>> START DOCUMENT PASSAGE

Skip to main content

Hacking on NumCore

A practical guide for working on the firmware day-to-day.

Build commands

# Build firmware (release, size-optimised)
make build
# or
cargo build -p numcore-lm3s811 --release --target thumbv7m-none-eabi

# Build firmware (debug — faster compile, larger Flash)
cargo build -p numcore-lm3s811 --target thumbv7m-none-eabi

# Run host-side unit tests (255 tests)
make test
# or
cargo test -p numcore_math --tests

# Build + test
make all

# Check compilation only
cargo check -p numcore-lm3s811 --release --target thumbv7m-none-eabi

# Clean
cargo clean

Release profile (.cargo/config.toml + Cargo.toml)

>> END DOCUMENT PASSAGE

(GOAL 1):
Answer from the NumCore guide:
(a) How many host-side unit tests does the test command run?
(b) Which make command does both the build and the tests?
(c) What full command checks compilation only?
(GOAL 2): Write the next part of the NumCore guide, beginning under its last heading, "Release profile (.cargo/config.toml + Cargo.toml)".

>> START DATA LISTING

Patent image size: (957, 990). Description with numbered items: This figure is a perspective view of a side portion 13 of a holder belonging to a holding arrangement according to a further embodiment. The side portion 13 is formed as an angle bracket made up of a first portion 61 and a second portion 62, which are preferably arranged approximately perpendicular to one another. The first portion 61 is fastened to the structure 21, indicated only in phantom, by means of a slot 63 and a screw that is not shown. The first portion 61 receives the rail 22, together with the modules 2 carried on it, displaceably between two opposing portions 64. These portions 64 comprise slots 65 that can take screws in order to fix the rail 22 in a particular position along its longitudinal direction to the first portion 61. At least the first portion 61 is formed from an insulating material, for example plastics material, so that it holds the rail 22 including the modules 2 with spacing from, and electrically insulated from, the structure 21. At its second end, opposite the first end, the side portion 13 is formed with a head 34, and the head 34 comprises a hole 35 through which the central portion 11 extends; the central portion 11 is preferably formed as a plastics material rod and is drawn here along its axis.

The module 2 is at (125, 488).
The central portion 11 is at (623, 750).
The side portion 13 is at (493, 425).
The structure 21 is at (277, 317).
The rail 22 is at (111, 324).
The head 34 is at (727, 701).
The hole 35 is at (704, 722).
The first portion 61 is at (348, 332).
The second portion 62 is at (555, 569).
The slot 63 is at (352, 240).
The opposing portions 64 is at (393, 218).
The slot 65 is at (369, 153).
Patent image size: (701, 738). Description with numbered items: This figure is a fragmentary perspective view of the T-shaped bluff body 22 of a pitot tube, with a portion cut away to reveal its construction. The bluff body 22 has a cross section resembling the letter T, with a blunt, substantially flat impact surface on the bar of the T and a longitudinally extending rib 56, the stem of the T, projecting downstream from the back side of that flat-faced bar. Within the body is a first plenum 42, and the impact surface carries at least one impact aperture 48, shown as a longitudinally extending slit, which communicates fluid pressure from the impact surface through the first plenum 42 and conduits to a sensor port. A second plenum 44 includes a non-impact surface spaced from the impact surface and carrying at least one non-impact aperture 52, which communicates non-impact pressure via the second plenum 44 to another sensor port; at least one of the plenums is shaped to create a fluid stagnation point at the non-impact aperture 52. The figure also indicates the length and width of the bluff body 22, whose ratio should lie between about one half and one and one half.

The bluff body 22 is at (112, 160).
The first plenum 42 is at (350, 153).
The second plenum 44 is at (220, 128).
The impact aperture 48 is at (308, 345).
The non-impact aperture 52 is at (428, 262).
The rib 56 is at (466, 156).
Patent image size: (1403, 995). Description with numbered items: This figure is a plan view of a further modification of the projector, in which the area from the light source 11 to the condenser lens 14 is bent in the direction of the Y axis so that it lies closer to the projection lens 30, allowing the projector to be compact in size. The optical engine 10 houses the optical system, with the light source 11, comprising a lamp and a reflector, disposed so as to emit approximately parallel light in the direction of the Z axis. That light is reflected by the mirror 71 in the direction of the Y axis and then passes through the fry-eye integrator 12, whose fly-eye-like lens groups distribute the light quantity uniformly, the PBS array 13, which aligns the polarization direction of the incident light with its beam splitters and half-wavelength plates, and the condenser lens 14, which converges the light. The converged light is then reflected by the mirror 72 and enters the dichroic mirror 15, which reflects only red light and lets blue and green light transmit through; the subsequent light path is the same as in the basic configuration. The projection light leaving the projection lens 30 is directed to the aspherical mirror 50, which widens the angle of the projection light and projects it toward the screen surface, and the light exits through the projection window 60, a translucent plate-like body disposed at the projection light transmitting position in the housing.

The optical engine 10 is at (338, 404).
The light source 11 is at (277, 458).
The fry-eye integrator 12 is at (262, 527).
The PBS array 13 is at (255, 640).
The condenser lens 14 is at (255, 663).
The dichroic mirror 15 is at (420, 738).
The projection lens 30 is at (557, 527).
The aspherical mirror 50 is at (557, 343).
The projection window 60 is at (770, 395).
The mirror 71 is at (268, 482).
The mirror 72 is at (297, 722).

>> END DATA LISTING

(TASK ANSWER 1):
(a) 255
(b) make all
(c) cargo check -p numcore-lm3s811 --release --target thumbv7m-none-eabi

(TASK ANSWER 2):
The firmware must fit in 64 KB Flash with 8 KB SRAM. The release profile uses:

[profile.release]
opt-level = "z" # minimise code size (vs "s" or "3")
lto = true # fat LTO across all crates
codegen-units = 1 # single CGU for maximum optimisation
panic = "abort" # no unwind tables
strip = "symbols" # remove ELF symbol table

Debug builds omit all optimisation for faster compile-test cycles. They produce binaries too large to fit in Flash (~90 KB vs 64 KB limit) — use only for QEMU testing.

No default target

.cargo/config.toml does not set a default build target. This allows cargo test for the host-side test-suite to work without --target. Always use --target thumbv7m-none-eabi for firmware builds.

Running in QEMU

Development (debug, fast iteration)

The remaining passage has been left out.